WRITTEN TASK
Only the number is wanted: how many lines in the data contain "Kovács"?

## begin SUPPLIED INFORMATION

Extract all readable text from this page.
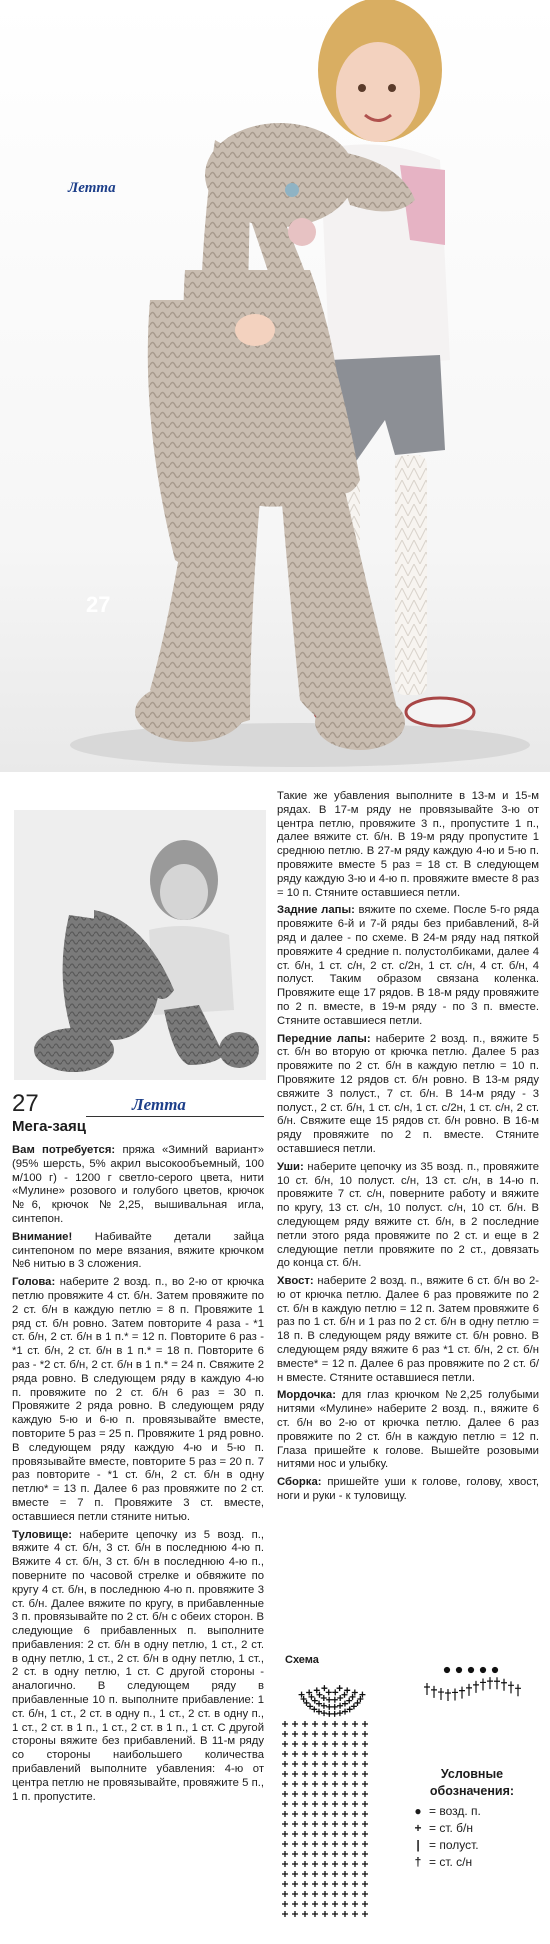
Летта
27
27	Летта
Мега-заяц

Вам потребуется: пряжа «Зимний вариант» (95% шерсть, 5% акрил высокообъемный, 100 м/100 г) - 1200 г светло-серого цвета, нити «Мулине» розового и голубого цветов, крючок №6, крючок №2,25, вышивальная игла, синтепон.

Внимание! Набивайте детали зайца синтепоном по мере вязания, вяжите крючком №6 нитью в 3 сложения.

Голова: наберите 2 возд. п., во 2-ю от крючка петлю провяжите 4 ст. б/н. Затем провяжите по 2 ст. б/н в каждую петлю = 8 п. Провяжите 1 ряд ст. б/н ровно. Затем повторите 4 раза - *1 ст. б/н, 2 ст. б/н в 1 п.* = 12 п. Повторите 6 раз - *1 ст. б/н, 2 ст. б/н в 1 п.* = 18 п. Повторите 6 раз - *2 ст. б/н, 2 ст. б/н в 1 п.* = 24 п. Свяжите 2 ряда ровно. В следующем ряду в каждую 4-ю п. провяжите по 2 ст. б/н 6 раз = 30 п. Провяжите 2 ряда ровно. В следующем ряду каждую 5-ю и 6-ю п. провязывайте вместе, повторите 5 раз = 25 п. Провяжите 1 ряд ровно. В следующем ряду каждую 4-ю и 5-ю п. провязывайте вместе, повторите 5 раз = 20 п. 7 раз повторите - *1 ст. б/н, 2 ст. б/н в одну петлю* = 13 п. Далее 6 раз провяжите по 2 ст. вместе = 7 п. Провяжите 3 ст. вместе, оставшиеся петли стяните нитью.

Туловище: наберите цепочку из 5 возд. п., вяжите 4 ст. б/н, 3 ст. б/н в последнюю 4-ю п. Вяжите 4 ст. б/н, 3 ст. б/н в последнюю 4-ю п., поверните по часовой стрелке и обвяжите по кругу 4 ст. б/н, в последнюю 4-ю п. провяжите 3 ст. б/н. Далее вяжите по кругу, в прибавленные 3 п. провязывайте по 2 ст. б/н с обеих сторон. В следующие 6 прибавленных п. выполните прибавления: 2 ст. б/н в одну петлю, 1 ст., 2 ст. в одну петлю, 1 ст., 2 ст. б/н в одну петлю, 1 ст., 2 ст. в одну петлю, 1 ст. С другой стороны - аналогично. В следующем ряду в прибавленные 10 п. выполните прибавление: 1 ст. б/н, 1 ст., 2 ст. в одну п., 1 ст., 2 ст. в одну п., 1 ст., 2 ст. в 1 п., 1 ст., 2 ст. в 1 п., 1 ст. С другой стороны вяжите без прибавлений. В 11-м ряду со стороны наибольшего количества прибавлений выполните убавления: 4-ю от центра петлю не провязывайте, провяжите 5 п., 1 п. пропустите.

Такие же убавления выполните в 13-м и 15-м рядах. В 17-м ряду не провязывайте 3-ю от центра петлю, провяжите 3 п., пропустите 1 п., далее вяжите ст. б/н. В 19-м ряду пропустите 1 среднюю петлю. В 27-м ряду каждую 4-ю и 5-ю п. провяжите вместе 5 раз = 18 ст. В следующем ряду каждую 3-ю и 4-ю п. провяжите вместе 8 раз = 10 п. Стяните оставшиеся петли.

Задние лапы: вяжите по схеме. После 5-го ряда провяжите 6-й и 7-й ряды без прибавлений, 8-й ряд и далее - по схеме. В 24-м ряду над пяткой провяжите 4 средние п. полустолбиками, далее 4 ст. б/н, 1 ст. с/н, 2 ст. с/2н, 1 ст. с/н, 4 ст. б/н, 4 полуст. Таким образом связана коленка. Провяжите еще 17 рядов. В 18-м ряду провяжите по 2 п. вместе, в 19-м ряду - по 3 п. вместе. Стяните оставшиеся петли.

Передние лапы: наберите 2 возд. п., вяжите 5 ст. б/н во вторую от крючка петлю. Далее 5 раз провяжите по 2 ст. б/н в каждую петлю = 10 п. Провяжите 12 рядов ст. б/н ровно. В 13-м ряду свяжите 3 полуст., 7 ст. б/н. В 14-м ряду - 3 полуст., 2 ст. б/н, 1 ст. с/н, 1 ст. с/2н, 1 ст. с/н, 2 ст. б/н. Свяжите еще 15 рядов ст. б/н ровно. В 16-м ряду провяжите по 2 п. вместе. Стяните оставшиеся петли.

Уши: наберите цепочку из 35 возд. п., провяжите 10 ст. б/н, 10 полуст. с/н, 13 ст. с/н, в 14-ю п. провяжите 7 ст. с/н, поверните работу и вяжите по кругу, 13 ст. с/н, 10 полуст. с/н, 10 ст. б/н. В следующем ряду вяжите ст. б/н, в 2 последние петли этого ряда провяжите по 2 ст. и еще в 2 следующие петли провяжите по 2 ст., довязать до конца ст. б/н.

Хвост: наберите 2 возд. п., вяжите 6 ст. б/н во 2-ю от крючка петлю. Далее 6 раз провяжите по 2 ст. б/н в каждую петлю = 12 п. Затем провяжите 6 раз по 1 ст. б/н и 1 раз по 2 ст. б/н в одну петлю = 18 п. В следующем ряду вяжите ст. б/н ровно. В следующем ряду вяжите 6 раз *1 ст. б/н, 2 ст. б/н вместе* = 12 п. Далее 6 раз провяжите по 2 ст. б/н вместе. Стяните оставшиеся петли.

Мордочка: для глаз крючком №2,25 голубыми нитями «Мулине» наберите 2 возд. п., вяжите 6 ст. б/н во 2-ю от крючка петлю. Далее 6 раз провяжите по 2 ст. б/н в каждую петлю = 12 п. Глаза пришейте к голове. Вышейте розовыми нитями нос и улыбку.

Сборка: пришейте уши к голове, голову, хвост, ноги и руки - к туловищу.

Схема
Условные обозначения:
● = возд. п.
+ = ст. б/н
| = полуст.
† = ст. с/н
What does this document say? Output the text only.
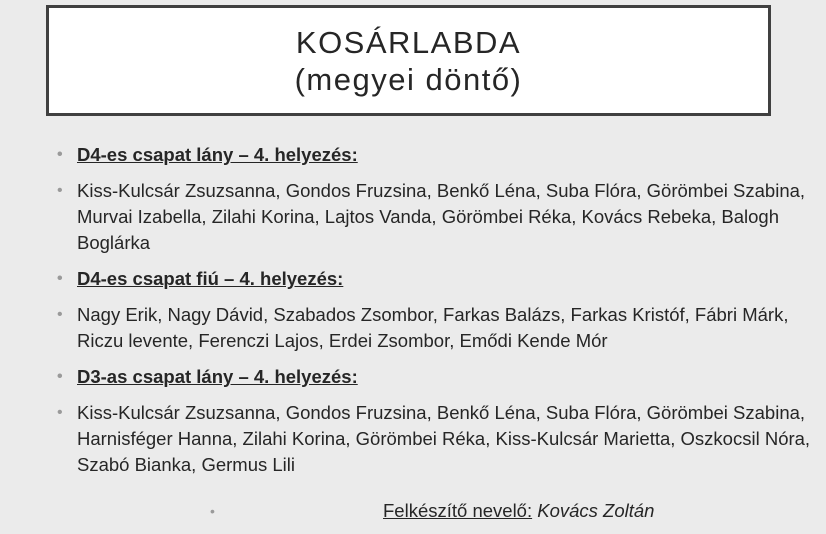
KOSÁRLABDA
(megyei döntő)
• D4-es csapat lány – 4. helyezés:
• Kiss-Kulcsár Zsuzsanna, Gondos Fruzsina, Benkő Léna, Suba Flóra, Görömbei Szabina, Murvai Izabella, Zilahi Korina, Lajtos Vanda, Görömbei Réka, Kovács Rebeka, Balogh Boglárka
• D4-es csapat fiú – 4. helyezés:
• Nagy Erik, Nagy Dávid, Szabados Zsombor, Farkas Balázs, Farkas Kristóf, Fábri Márk, Riczu levente, Ferenczi Lajos, Erdei Zsombor, Emődi Kende Mór
• D3-as csapat lány – 4. helyezés:
• Kiss-Kulcsár Zsuzsanna, Gondos Fruzsina, Benkő Léna, Suba Flóra, Görömbei Szabina, Harnisféger Hanna, Zilahi Korina, Görömbei Réka, Kiss-Kulcsár Marietta, Oszkocsil Nóra, Szabó Bianka, Germus Lili
•	Felkészítő nevelő: Kovács Zoltán
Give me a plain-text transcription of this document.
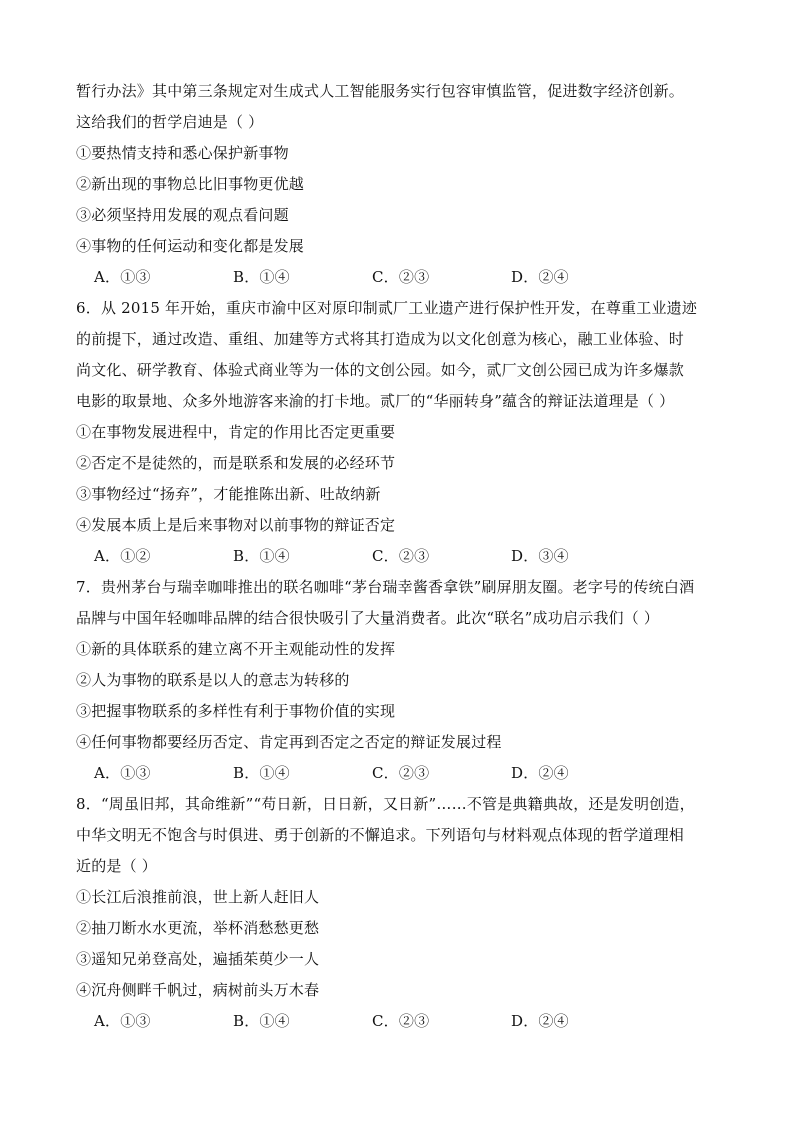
暂行办法》其中第三条规定对生成式人工智能服务实行包容审慎监管，促进数字经济创新。
这给我们的哲学启迪是（ ）
①要热情支持和悉心保护新事物
②新出现的事物总比旧事物更优越
③必须坚持用发展的观点看问题
④事物的任何运动和变化都是发展
A．①③	B．①④	C．②③	D．②④
6．从 2015 年开始，重庆市渝中区对原印制贰厂工业遗产进行保护性开发，在尊重工业遗迹
的前提下，通过改造、重组、加建等方式将其打造成为以文化创意为核心，融工业体验、时
尚文化、研学教育、体验式商业等为一体的文创公园。如今，贰厂文创公园已成为许多爆款
电影的取景地、众多外地游客来渝的打卡地。贰厂的“华丽转身”蕴含的辩证法道理是（ ）
①在事物发展进程中，肯定的作用比否定更重要
②否定不是徒然的，而是联系和发展的必经环节
③事物经过“扬弃”，才能推陈出新、吐故纳新
④发展本质上是后来事物对以前事物的辩证否定
A．①②	B．①④	C．②③	D．③④
7．贵州茅台与瑞幸咖啡推出的联名咖啡“茅台瑞幸酱香拿铁”刷屏朋友圈。老字号的传统白酒
品牌与中国年轻咖啡品牌的结合很快吸引了大量消费者。此次“联名”成功启示我们（ ）
①新的具体联系的建立离不开主观能动性的发挥
②人为事物的联系是以人的意志为转移的
③把握事物联系的多样性有利于事物价值的实现
④任何事物都要经历否定、肯定再到否定之否定的辩证发展过程
A．①③	B．①④	C．②③	D．②④
8．“周虽旧邦，其命维新”“苟日新，日日新，又日新”……不管是典籍典故，还是发明创造，
中华文明无不饱含与时俱进、勇于创新的不懈追求。下列语句与材料观点体现的哲学道理相
近的是（ ）
①长江后浪推前浪，世上新人赶旧人
②抽刀断水水更流，举杯消愁愁更愁
③遥知兄弟登高处，遍插茱萸少一人
④沉舟侧畔千帆过，病树前头万木春
A．①③	B．①④	C．②③	D．②④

## end SUPPLIED INFORMATION

COMPLETED TASK
2